Task requirements - Will you write out the data exactly, excluding every picture?

Source material -
-.-.-

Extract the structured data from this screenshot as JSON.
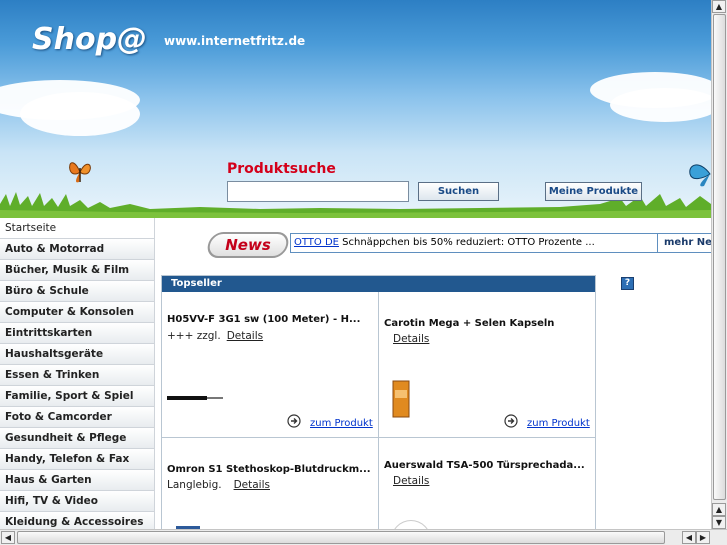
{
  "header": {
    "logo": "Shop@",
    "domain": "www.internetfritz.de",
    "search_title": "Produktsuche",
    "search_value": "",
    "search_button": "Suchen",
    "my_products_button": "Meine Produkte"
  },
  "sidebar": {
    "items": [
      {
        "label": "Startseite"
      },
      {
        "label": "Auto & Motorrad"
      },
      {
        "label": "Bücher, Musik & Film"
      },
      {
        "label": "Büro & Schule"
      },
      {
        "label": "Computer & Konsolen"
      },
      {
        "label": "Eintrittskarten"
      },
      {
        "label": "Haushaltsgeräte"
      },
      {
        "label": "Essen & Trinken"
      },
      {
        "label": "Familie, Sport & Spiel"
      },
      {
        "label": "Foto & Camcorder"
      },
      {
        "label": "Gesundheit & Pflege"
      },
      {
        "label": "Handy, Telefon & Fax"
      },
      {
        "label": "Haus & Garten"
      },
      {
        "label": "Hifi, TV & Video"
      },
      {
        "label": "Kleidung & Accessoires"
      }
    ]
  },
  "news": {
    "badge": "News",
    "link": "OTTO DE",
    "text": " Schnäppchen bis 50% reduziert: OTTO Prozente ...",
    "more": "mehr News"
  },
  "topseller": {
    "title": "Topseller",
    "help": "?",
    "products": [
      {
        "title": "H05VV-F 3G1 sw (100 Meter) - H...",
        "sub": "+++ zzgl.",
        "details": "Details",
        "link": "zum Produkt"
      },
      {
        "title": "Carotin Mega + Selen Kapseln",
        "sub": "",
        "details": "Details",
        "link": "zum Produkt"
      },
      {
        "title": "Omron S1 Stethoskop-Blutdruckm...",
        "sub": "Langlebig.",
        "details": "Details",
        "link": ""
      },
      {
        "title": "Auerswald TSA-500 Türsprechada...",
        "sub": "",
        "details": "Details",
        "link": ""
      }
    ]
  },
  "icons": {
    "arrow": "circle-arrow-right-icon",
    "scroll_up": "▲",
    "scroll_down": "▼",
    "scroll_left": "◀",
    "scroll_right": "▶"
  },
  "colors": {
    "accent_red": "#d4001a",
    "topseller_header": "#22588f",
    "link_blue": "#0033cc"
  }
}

-.-.-

Exercise answer -
Extract the structured data from this screenshot as JSON.
{
  "header": {
    "logo": "Shop@",
    "domain": "www.internetfritz.de",
    "search_title": "Produktsuche",
    "search_value": "",
    "search_button": "Suchen",
    "my_products_button": "Meine Produkte"
  },
  "sidebar": {
    "items": [
      {
        "label": "Startseite"
      },
      {
        "label": "Auto & Motorrad"
      },
      {
        "label": "Bücher, Musik & Film"
      },
      {
        "label": "Büro & Schule"
      },
      {
        "label": "Computer & Konsolen"
      },
      {
        "label": "Eintrittskarten"
      },
      {
        "label": "Haushaltsgeräte"
      },
      {
        "label": "Essen & Trinken"
      },
      {
        "label": "Familie, Sport & Spiel"
      },
      {
        "label": "Foto & Camcorder"
      },
      {
        "label": "Gesundheit & Pflege"
      },
      {
        "label": "Handy, Telefon & Fax"
      },
      {
        "label": "Haus & Garten"
      },
      {
        "label": "Hifi, TV & Video"
      },
      {
        "label": "Kleidung & Accessoires"
      }
    ]
  },
  "news": {
    "badge": "News",
    "link": "OTTO DE",
    "text": " Schnäppchen bis 50% reduziert: OTTO Prozente ...",
    "more": "mehr News"
  },
  "topseller": {
    "title": "Topseller",
    "help": "?",
    "products": [
      {
        "title": "H05VV-F 3G1 sw (100 Meter) - H...",
        "sub": "+++ zzgl.",
        "details": "Details",
        "link": "zum Produkt"
      },
      {
        "title": "Carotin Mega + Selen Kapseln",
        "sub": "",
        "details": "Details",
        "link": "zum Produkt"
      },
      {
        "title": "Omron S1 Stethoskop-Blutdruckm...",
        "sub": "Langlebig.",
        "details": "Details",
        "link": ""
      },
      {
        "title": "Auerswald TSA-500 Türsprechada...",
        "sub": "",
        "details": "Details",
        "link": ""
      }
    ]
  },
  "icons": {
    "arrow": "circle-arrow-right-icon",
    "scroll_up": "▲",
    "scroll_down": "▼",
    "scroll_left": "◀",
    "scroll_right": "▶"
  },
  "colors": {
    "accent_red": "#d4001a",
    "topseller_header": "#22588f",
    "link_blue": "#0033cc"
  }
}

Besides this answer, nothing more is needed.